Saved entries
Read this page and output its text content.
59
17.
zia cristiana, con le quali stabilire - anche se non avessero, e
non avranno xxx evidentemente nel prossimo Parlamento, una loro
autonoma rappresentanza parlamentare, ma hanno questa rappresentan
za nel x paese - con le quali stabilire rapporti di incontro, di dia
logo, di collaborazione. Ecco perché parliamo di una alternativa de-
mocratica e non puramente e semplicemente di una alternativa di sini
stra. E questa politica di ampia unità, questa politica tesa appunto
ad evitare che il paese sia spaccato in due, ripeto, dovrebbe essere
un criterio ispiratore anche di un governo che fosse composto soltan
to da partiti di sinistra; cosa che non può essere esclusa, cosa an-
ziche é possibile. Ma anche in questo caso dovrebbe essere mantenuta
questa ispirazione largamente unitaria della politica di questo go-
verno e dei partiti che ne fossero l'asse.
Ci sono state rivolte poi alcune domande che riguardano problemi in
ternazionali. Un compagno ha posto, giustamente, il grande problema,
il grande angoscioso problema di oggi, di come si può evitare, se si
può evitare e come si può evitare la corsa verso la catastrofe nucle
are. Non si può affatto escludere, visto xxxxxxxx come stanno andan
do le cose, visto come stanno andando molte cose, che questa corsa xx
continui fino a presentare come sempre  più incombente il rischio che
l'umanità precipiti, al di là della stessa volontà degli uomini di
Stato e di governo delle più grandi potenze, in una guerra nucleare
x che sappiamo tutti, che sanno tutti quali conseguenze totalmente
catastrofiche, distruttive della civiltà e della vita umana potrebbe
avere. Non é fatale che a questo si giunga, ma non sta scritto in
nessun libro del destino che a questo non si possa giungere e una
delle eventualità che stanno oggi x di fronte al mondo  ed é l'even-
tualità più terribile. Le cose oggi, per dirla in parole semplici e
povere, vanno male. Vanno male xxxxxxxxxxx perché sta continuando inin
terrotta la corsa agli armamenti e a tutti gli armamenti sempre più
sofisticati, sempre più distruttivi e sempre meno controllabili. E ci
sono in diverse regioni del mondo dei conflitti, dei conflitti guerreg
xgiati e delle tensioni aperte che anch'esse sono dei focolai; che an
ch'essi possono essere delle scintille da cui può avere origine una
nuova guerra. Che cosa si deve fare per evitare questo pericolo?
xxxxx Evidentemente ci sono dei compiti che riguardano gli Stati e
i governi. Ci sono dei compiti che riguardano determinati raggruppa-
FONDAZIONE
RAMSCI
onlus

◆ **Goal**
Repeat all the records. Match each line exactly.

◆ **Task solution**
Read this page and output its text content.
59
17.
zia cristiana, con le quali stabilire - anche se non avessero, e
non avranno xxx evidentemente nel prossimo Parlamento, una loro
autonoma rappresentanza parlamentare, ma hanno questa rappresentan
za nel x paese - con le quali stabilire rapporti di incontro, di dia
logo, di collaborazione. Ecco perché parliamo di una alternativa de-
mocratica e non puramente e semplicemente di una alternativa di sini
stra. E questa politica di ampia unità, questa politica tesa appunto
ad evitare che il paese sia spaccato in due, ripeto, dovrebbe essere
un criterio ispiratore anche di un governo che fosse composto soltan
to da partiti di sinistra; cosa che non può essere esclusa, cosa an-
ziche é possibile. Ma anche in questo caso dovrebbe essere mantenuta
questa ispirazione largamente unitaria della politica di questo go-
verno e dei partiti che ne fossero l'asse.
Ci sono state rivolte poi alcune domande che riguardano problemi in
ternazionali. Un compagno ha posto, giustamente, il grande problema,
il grande angoscioso problema di oggi, di come si può evitare, se si
può evitare e come si può evitare la corsa verso la catastrofe nucle
are. Non si può affatto escludere, visto xxxxxxxx come stanno andan
do le cose, visto come stanno andando molte cose, che questa corsa xx
continui fino a presentare come sempre  più incombente il rischio che
l'umanità precipiti, al di là della stessa volontà degli uomini di
Stato e di governo delle più grandi potenze, in una guerra nucleare
x che sappiamo tutti, che sanno tutti quali conseguenze totalmente
catastrofiche, distruttive della civiltà e della vita umana potrebbe
avere. Non é fatale che a questo si giunga, ma non sta scritto in
nessun libro del destino che a questo non si possa giungere e una
delle eventualità che stanno oggi x di fronte al mondo  ed é l'even-
tualità più terribile. Le cose oggi, per dirla in parole semplici e
povere, vanno male. Vanno male xxxxxxxxxxx perché sta continuando inin
terrotta la corsa agli armamenti e a tutti gli armamenti sempre più
sofisticati, sempre più distruttivi e sempre meno controllabili. E ci
sono in diverse regioni del mondo dei conflitti, dei conflitti guerreg
xgiati e delle tensioni aperte che anch'esse sono dei focolai; che an
ch'essi possono essere delle scintille da cui può avere origine una
nuova guerra. Che cosa si deve fare per evitare questo pericolo?
xxxxx Evidentemente ci sono dei compiti che riguardano gli Stati e
i governi. Ci sono dei compiti che riguardano determinati raggruppa-
FONDAZIONE
RAMSCI
onlus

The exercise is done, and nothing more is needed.